— begin Task material —

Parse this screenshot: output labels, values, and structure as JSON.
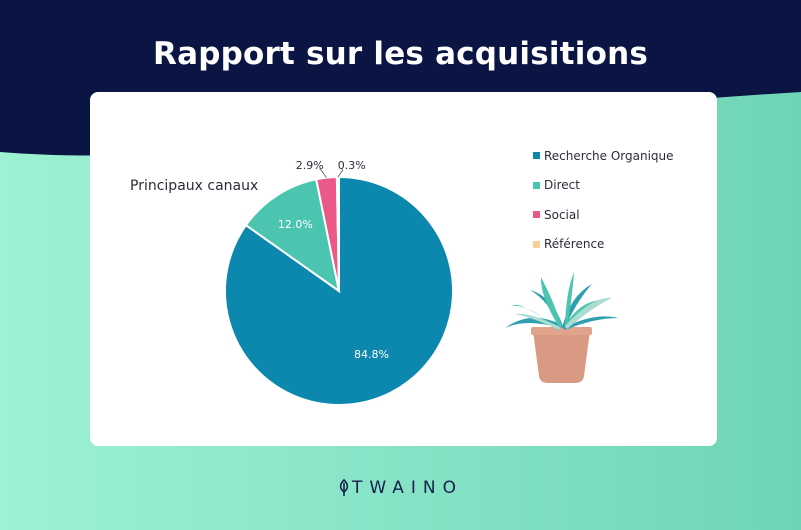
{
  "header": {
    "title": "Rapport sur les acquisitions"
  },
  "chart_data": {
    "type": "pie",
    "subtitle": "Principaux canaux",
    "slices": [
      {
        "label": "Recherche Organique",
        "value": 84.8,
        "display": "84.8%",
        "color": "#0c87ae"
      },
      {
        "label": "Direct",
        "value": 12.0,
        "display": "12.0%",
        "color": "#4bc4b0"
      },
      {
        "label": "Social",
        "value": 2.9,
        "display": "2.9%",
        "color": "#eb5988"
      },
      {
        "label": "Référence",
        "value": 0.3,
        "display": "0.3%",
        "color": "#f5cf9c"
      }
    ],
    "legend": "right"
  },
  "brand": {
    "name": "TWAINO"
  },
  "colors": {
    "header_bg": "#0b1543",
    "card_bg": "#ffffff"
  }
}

— end Task material —

Print each entry shown above with exact wording and no pictures.

> _Final result_:
Parse this screenshot: output labels, values, and structure as JSON.
{
  "header": {
    "title": "Rapport sur les acquisitions"
  },
  "chart_data": {
    "type": "pie",
    "subtitle": "Principaux canaux",
    "slices": [
      {
        "label": "Recherche Organique",
        "value": 84.8,
        "display": "84.8%",
        "color": "#0c87ae"
      },
      {
        "label": "Direct",
        "value": 12.0,
        "display": "12.0%",
        "color": "#4bc4b0"
      },
      {
        "label": "Social",
        "value": 2.9,
        "display": "2.9%",
        "color": "#eb5988"
      },
      {
        "label": "Référence",
        "value": 0.3,
        "display": "0.3%",
        "color": "#f5cf9c"
      }
    ],
    "legend": "right"
  },
  "brand": {
    "name": "TWAINO"
  },
  "colors": {
    "header_bg": "#0b1543",
    "card_bg": "#ffffff"
  }
}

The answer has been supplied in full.